Exercise brief. Output nothing but the lines from the line with "Transcribe this image's" through the end of the listing below, both ends included.

Stored data
☆ ☆ ☆
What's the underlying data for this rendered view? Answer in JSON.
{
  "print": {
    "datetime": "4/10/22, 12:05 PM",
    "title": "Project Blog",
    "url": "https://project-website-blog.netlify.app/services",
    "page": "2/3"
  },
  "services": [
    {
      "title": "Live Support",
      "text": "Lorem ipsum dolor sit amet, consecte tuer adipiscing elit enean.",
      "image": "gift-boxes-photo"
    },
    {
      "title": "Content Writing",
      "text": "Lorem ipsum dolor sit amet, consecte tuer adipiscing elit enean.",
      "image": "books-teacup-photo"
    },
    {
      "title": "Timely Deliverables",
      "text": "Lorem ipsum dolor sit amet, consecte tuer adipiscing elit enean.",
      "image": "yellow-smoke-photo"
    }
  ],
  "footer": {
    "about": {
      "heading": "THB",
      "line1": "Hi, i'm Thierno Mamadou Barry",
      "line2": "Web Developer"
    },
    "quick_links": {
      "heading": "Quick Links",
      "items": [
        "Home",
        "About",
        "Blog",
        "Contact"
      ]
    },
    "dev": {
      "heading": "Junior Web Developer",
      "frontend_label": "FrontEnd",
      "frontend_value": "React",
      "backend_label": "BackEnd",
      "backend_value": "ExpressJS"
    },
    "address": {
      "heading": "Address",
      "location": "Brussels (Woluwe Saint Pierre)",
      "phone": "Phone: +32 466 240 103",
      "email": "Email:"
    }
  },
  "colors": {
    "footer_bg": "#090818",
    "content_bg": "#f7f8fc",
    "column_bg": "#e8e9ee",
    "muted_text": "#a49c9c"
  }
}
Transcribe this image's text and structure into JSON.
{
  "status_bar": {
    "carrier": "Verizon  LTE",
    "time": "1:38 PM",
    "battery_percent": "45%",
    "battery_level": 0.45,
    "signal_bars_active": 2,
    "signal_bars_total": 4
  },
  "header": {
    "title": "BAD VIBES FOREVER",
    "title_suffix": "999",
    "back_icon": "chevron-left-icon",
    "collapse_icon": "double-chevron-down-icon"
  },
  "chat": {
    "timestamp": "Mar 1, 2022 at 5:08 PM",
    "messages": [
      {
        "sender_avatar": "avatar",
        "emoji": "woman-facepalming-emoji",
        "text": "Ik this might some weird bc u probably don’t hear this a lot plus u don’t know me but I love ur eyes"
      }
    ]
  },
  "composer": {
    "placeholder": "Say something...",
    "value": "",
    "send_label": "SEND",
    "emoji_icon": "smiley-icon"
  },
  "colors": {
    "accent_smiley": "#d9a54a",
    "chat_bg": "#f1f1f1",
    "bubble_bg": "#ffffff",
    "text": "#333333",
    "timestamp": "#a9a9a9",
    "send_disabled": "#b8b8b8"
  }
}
☆ ☆ ☆
Task answer.
Transcribe this image's text and structure into JSON.
{
  "status_bar": {
    "carrier": "Verizon  LTE",
    "time": "1:38 PM",
    "battery_percent": "45%",
    "battery_level": 0.45,
    "signal_bars_active": 2,
    "signal_bars_total": 4
  },
  "header": {
    "title": "BAD VIBES FOREVER",
    "title_suffix": "999",
    "back_icon": "chevron-left-icon",
    "collapse_icon": "double-chevron-down-icon"
  },
  "chat": {
    "timestamp": "Mar 1, 2022 at 5:08 PM",
    "messages": [
      {
        "sender_avatar": "avatar",
        "emoji": "woman-facepalming-emoji",
        "text": "Ik this might some weird bc u probably don’t hear this a lot plus u don’t know me but I love ur eyes"
      }
    ]
  },
  "composer": {
    "placeholder": "Say something...",
    "value": "",
    "send_label": "SEND",
    "emoji_icon": "smiley-icon"
  },
  "colors": {
    "accent_smiley": "#d9a54a",
    "chat_bg": "#f1f1f1",
    "bubble_bg": "#ffffff",
    "text": "#333333",
    "timestamp": "#a9a9a9",
    "send_disabled": "#b8b8b8"
  }
}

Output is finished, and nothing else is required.